BEGIN Material for this exercise
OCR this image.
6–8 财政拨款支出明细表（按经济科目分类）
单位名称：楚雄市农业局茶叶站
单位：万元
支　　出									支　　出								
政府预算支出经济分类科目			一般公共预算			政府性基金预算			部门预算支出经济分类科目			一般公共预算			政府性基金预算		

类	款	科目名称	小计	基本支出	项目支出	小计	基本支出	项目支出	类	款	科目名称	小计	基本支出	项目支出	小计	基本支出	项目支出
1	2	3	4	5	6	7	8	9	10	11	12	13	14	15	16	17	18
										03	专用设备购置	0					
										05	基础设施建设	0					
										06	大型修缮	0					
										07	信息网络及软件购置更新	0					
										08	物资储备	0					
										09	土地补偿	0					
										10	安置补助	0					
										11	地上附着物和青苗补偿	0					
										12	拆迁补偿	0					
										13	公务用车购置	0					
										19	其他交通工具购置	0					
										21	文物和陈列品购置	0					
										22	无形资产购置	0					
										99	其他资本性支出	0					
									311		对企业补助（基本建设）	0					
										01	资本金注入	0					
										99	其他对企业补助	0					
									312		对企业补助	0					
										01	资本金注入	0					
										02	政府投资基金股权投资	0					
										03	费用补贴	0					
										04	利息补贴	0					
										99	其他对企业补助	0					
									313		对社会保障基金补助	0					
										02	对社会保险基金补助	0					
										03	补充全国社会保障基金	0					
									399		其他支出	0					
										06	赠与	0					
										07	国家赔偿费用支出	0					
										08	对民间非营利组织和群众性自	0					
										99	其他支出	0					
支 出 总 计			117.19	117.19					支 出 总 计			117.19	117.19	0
END Material for this exercise
**Problem statement:** Take the entries above and copy them out exactly.

**Task answer:**
OCR this image.
6–8 财政拨款支出明细表（按经济科目分类）
单位名称：楚雄市农业局茶叶站
单位：万元
支　　出									支　　出								
政府预算支出经济分类科目			一般公共预算			政府性基金预算			部门预算支出经济分类科目			一般公共预算			政府性基金预算		

类	款	科目名称	小计	基本支出	项目支出	小计	基本支出	项目支出	类	款	科目名称	小计	基本支出	项目支出	小计	基本支出	项目支出
1	2	3	4	5	6	7	8	9	10	11	12	13	14	15	16	17	18
										03	专用设备购置	0					
										05	基础设施建设	0					
										06	大型修缮	0					
										07	信息网络及软件购置更新	0					
										08	物资储备	0					
										09	土地补偿	0					
										10	安置补助	0					
										11	地上附着物和青苗补偿	0					
										12	拆迁补偿	0					
										13	公务用车购置	0					
										19	其他交通工具购置	0					
										21	文物和陈列品购置	0					
										22	无形资产购置	0					
										99	其他资本性支出	0					
									311		对企业补助（基本建设）	0					
										01	资本金注入	0					
										99	其他对企业补助	0					
									312		对企业补助	0					
										01	资本金注入	0					
										02	政府投资基金股权投资	0					
										03	费用补贴	0					
										04	利息补贴	0					
										99	其他对企业补助	0					
									313		对社会保障基金补助	0					
										02	对社会保险基金补助	0					
										03	补充全国社会保障基金	0					
									399		其他支出	0					
										06	赠与	0					
										07	国家赔偿费用支出	0					
										08	对民间非营利组织和群众性自	0					
										99	其他支出	0					
支 出 总 计			117.19	117.19					支 出 总 计			117.19	117.19	0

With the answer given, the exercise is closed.